What is being asked:
Copy each of the following rows word for word, keeping every character unchanged.

________________________________________

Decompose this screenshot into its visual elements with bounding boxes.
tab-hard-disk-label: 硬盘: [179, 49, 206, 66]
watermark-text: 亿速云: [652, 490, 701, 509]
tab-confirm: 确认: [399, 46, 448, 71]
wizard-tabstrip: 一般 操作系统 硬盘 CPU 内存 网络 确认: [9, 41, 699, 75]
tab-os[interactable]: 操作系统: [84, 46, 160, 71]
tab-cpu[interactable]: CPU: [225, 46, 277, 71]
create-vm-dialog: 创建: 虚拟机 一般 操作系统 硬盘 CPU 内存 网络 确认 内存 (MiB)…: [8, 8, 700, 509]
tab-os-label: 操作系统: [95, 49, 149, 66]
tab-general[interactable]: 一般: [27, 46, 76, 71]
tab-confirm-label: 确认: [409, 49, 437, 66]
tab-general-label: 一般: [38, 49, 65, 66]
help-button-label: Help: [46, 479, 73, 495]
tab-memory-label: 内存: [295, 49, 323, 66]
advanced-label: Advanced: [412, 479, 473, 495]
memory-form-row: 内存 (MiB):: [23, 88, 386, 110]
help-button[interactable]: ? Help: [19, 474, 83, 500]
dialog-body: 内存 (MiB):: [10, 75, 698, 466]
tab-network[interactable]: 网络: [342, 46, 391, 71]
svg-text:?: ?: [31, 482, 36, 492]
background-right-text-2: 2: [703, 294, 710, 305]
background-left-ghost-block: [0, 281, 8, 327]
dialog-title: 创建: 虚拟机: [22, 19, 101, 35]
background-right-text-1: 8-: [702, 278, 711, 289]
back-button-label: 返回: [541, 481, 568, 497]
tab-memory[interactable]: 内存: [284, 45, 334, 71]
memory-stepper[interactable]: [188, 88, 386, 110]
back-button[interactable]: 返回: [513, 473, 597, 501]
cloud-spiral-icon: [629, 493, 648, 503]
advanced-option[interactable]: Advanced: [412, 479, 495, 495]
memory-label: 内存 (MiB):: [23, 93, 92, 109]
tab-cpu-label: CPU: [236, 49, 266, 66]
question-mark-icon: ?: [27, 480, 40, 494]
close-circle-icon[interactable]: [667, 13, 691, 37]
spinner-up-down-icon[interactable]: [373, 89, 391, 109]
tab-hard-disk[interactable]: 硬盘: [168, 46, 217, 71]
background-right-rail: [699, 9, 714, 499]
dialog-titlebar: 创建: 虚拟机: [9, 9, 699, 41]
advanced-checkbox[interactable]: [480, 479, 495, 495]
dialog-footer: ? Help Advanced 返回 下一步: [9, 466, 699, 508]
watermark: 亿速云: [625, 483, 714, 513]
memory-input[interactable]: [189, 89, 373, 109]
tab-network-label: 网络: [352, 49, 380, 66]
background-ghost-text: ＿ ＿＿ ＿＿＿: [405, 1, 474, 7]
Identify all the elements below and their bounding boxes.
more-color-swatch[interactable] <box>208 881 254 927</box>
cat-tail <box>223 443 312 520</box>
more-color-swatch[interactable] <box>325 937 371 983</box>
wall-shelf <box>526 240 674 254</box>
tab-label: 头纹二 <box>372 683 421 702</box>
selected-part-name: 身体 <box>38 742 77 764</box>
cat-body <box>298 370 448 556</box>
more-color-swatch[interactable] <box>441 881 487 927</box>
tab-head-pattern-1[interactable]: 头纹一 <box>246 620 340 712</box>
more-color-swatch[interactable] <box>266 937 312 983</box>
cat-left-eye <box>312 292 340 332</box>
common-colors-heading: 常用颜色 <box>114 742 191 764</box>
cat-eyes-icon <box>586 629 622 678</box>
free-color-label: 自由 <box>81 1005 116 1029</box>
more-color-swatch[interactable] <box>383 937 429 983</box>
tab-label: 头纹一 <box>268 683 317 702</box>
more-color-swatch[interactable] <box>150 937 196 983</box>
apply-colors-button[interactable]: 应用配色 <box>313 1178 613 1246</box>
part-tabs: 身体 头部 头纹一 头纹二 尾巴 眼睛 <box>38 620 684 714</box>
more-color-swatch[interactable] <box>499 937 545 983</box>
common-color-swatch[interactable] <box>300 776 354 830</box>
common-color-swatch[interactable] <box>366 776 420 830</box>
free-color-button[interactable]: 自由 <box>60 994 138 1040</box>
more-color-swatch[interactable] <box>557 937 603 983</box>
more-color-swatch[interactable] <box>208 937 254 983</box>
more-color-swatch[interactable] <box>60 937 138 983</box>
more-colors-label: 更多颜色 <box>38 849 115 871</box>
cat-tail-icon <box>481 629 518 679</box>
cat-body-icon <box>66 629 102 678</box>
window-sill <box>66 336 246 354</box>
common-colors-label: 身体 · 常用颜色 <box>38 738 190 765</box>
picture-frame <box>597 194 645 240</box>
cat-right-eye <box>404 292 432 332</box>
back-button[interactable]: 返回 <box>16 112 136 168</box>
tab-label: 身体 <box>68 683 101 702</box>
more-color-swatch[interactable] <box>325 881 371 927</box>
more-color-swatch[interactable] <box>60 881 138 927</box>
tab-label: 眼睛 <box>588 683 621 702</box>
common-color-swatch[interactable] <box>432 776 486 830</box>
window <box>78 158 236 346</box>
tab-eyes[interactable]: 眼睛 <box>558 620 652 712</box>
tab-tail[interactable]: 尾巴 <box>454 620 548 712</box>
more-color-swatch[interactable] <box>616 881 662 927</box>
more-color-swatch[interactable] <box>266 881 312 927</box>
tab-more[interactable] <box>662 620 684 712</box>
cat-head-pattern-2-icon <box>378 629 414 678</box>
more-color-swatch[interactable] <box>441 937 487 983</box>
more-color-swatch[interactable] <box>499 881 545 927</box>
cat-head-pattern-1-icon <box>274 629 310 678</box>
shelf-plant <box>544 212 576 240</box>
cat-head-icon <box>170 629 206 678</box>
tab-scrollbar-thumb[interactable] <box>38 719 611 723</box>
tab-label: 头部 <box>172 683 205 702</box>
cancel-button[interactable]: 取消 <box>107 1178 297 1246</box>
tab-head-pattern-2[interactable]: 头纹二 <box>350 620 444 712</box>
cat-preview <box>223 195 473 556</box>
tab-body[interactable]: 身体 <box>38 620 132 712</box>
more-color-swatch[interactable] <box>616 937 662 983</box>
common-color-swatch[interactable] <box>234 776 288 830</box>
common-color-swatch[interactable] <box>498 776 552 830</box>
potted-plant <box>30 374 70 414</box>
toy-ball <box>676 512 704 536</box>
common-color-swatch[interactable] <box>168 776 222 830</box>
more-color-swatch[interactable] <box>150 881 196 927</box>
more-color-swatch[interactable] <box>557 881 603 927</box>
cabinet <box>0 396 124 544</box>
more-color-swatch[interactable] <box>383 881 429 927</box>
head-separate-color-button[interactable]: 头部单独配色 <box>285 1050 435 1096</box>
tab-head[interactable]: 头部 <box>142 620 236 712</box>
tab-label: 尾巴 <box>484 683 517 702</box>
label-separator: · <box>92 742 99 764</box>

________________________________________

Output for this task:
Decompose this screenshot into its visual elements with bounding boxes.
tab-hard-disk-label: 硬盘: [179, 49, 206, 66]
watermark-text: 亿速云: [652, 490, 701, 509]
tab-confirm: 确认: [399, 46, 448, 71]
wizard-tabstrip: 一般 操作系统 硬盘 CPU 内存 网络 确认: [9, 41, 699, 75]
tab-os[interactable]: 操作系统: [84, 46, 160, 71]
tab-cpu[interactable]: CPU: [225, 46, 277, 71]
create-vm-dialog: 创建: 虚拟机 一般 操作系统 硬盘 CPU 内存 网络 确认 内存 (MiB)…: [8, 8, 700, 509]
tab-os-label: 操作系统: [95, 49, 149, 66]
tab-general[interactable]: 一般: [27, 46, 76, 71]
tab-confirm-label: 确认: [409, 49, 437, 66]
tab-general-label: 一般: [38, 49, 65, 66]
help-button-label: Help: [46, 479, 73, 495]
tab-memory-label: 内存: [295, 49, 323, 66]
advanced-label: Advanced: [412, 479, 473, 495]
memory-form-row: 内存 (MiB):: [23, 88, 386, 110]
help-button[interactable]: ? Help: [19, 474, 83, 500]
dialog-body: 内存 (MiB):: [10, 75, 698, 466]
tab-network[interactable]: 网络: [342, 46, 391, 71]
svg-text:?: ?: [31, 482, 36, 492]
background-right-text-2: 2: [703, 294, 710, 305]
background-left-ghost-block: [0, 281, 8, 327]
dialog-title: 创建: 虚拟机: [22, 19, 101, 35]
background-right-text-1: 8-: [702, 278, 711, 289]
back-button-label: 返回: [541, 481, 568, 497]
tab-memory[interactable]: 内存: [284, 45, 334, 71]
memory-stepper[interactable]: [188, 88, 386, 110]
back-button[interactable]: 返回: [513, 473, 597, 501]
cloud-spiral-icon: [629, 493, 648, 503]
advanced-option[interactable]: Advanced: [412, 479, 495, 495]
memory-label: 内存 (MiB):: [23, 93, 92, 109]
tab-cpu-label: CPU: [236, 49, 266, 66]
question-mark-icon: ?: [27, 480, 40, 494]
close-circle-icon[interactable]: [667, 13, 691, 37]
spinner-up-down-icon[interactable]: [373, 89, 391, 109]
tab-hard-disk[interactable]: 硬盘: [168, 46, 217, 71]
background-right-rail: [699, 9, 714, 499]
dialog-titlebar: 创建: 虚拟机: [9, 9, 699, 41]
advanced-checkbox[interactable]: [480, 479, 495, 495]
dialog-footer: ? Help Advanced 返回 下一步: [9, 466, 699, 508]
watermark: 亿速云: [625, 483, 714, 513]
memory-input[interactable]: [189, 89, 373, 109]
tab-network-label: 网络: [352, 49, 380, 66]
background-ghost-text: ＿ ＿＿ ＿＿＿: [405, 1, 474, 7]
Identify all the elements below and their bounding boxes.
more-color-swatch[interactable] <box>208 881 254 927</box>
cat-tail <box>223 443 312 520</box>
more-color-swatch[interactable] <box>325 937 371 983</box>
wall-shelf <box>526 240 674 254</box>
tab-label: 头纹二 <box>372 683 421 702</box>
selected-part-name: 身体 <box>38 742 77 764</box>
cat-body <box>298 370 448 556</box>
more-color-swatch[interactable] <box>441 881 487 927</box>
tab-head-pattern-1[interactable]: 头纹一 <box>246 620 340 712</box>
more-color-swatch[interactable] <box>266 937 312 983</box>
cat-left-eye <box>312 292 340 332</box>
common-colors-heading: 常用颜色 <box>114 742 191 764</box>
cat-eyes-icon <box>586 629 622 678</box>
free-color-label: 自由 <box>81 1005 116 1029</box>
more-color-swatch[interactable] <box>383 937 429 983</box>
tab-label: 头纹一 <box>268 683 317 702</box>
more-color-swatch[interactable] <box>150 937 196 983</box>
apply-colors-button[interactable]: 应用配色 <box>313 1178 613 1246</box>
part-tabs: 身体 头部 头纹一 头纹二 尾巴 眼睛 <box>38 620 684 714</box>
more-color-swatch[interactable] <box>499 937 545 983</box>
common-color-swatch[interactable] <box>300 776 354 830</box>
common-color-swatch[interactable] <box>366 776 420 830</box>
free-color-button[interactable]: 自由 <box>60 994 138 1040</box>
more-color-swatch[interactable] <box>557 937 603 983</box>
more-color-swatch[interactable] <box>208 937 254 983</box>
more-color-swatch[interactable] <box>60 937 138 983</box>
more-colors-label: 更多颜色 <box>38 849 115 871</box>
cat-tail-icon <box>481 629 518 679</box>
cat-body-icon <box>66 629 102 678</box>
window-sill <box>66 336 246 354</box>
common-colors-label: 身体 · 常用颜色 <box>38 738 190 765</box>
picture-frame <box>597 194 645 240</box>
cat-right-eye <box>404 292 432 332</box>
back-button[interactable]: 返回 <box>16 112 136 168</box>
tab-label: 身体 <box>68 683 101 702</box>
more-color-swatch[interactable] <box>325 881 371 927</box>
more-color-swatch[interactable] <box>60 881 138 927</box>
tab-label: 眼睛 <box>588 683 621 702</box>
common-color-swatch[interactable] <box>432 776 486 830</box>
window <box>78 158 236 346</box>
tab-eyes[interactable]: 眼睛 <box>558 620 652 712</box>
tab-tail[interactable]: 尾巴 <box>454 620 548 712</box>
more-color-swatch[interactable] <box>616 881 662 927</box>
more-color-swatch[interactable] <box>266 881 312 927</box>
tab-more[interactable] <box>662 620 684 712</box>
cat-head-pattern-2-icon <box>378 629 414 678</box>
more-color-swatch[interactable] <box>441 937 487 983</box>
more-color-swatch[interactable] <box>499 881 545 927</box>
cat-head-pattern-1-icon <box>274 629 310 678</box>
shelf-plant <box>544 212 576 240</box>
cat-head-icon <box>170 629 206 678</box>
tab-scrollbar-thumb[interactable] <box>38 719 611 723</box>
tab-label: 头部 <box>172 683 205 702</box>
cancel-button[interactable]: 取消 <box>107 1178 297 1246</box>
tab-head-pattern-2[interactable]: 头纹二 <box>350 620 444 712</box>
cat-preview <box>223 195 473 556</box>
tab-body[interactable]: 身体 <box>38 620 132 712</box>
more-color-swatch[interactable] <box>616 937 662 983</box>
common-color-swatch[interactable] <box>234 776 288 830</box>
common-color-swatch[interactable] <box>498 776 552 830</box>
potted-plant <box>30 374 70 414</box>
toy-ball <box>676 512 704 536</box>
common-color-swatch[interactable] <box>168 776 222 830</box>
more-color-swatch[interactable] <box>150 881 196 927</box>
more-color-swatch[interactable] <box>557 881 603 927</box>
cabinet <box>0 396 124 544</box>
more-color-swatch[interactable] <box>383 881 429 927</box>
head-separate-color-button[interactable]: 头部单独配色 <box>285 1050 435 1096</box>
tab-head[interactable]: 头部 <box>142 620 236 712</box>
tab-label: 尾巴 <box>484 683 517 702</box>
label-separator: · <box>92 742 99 764</box>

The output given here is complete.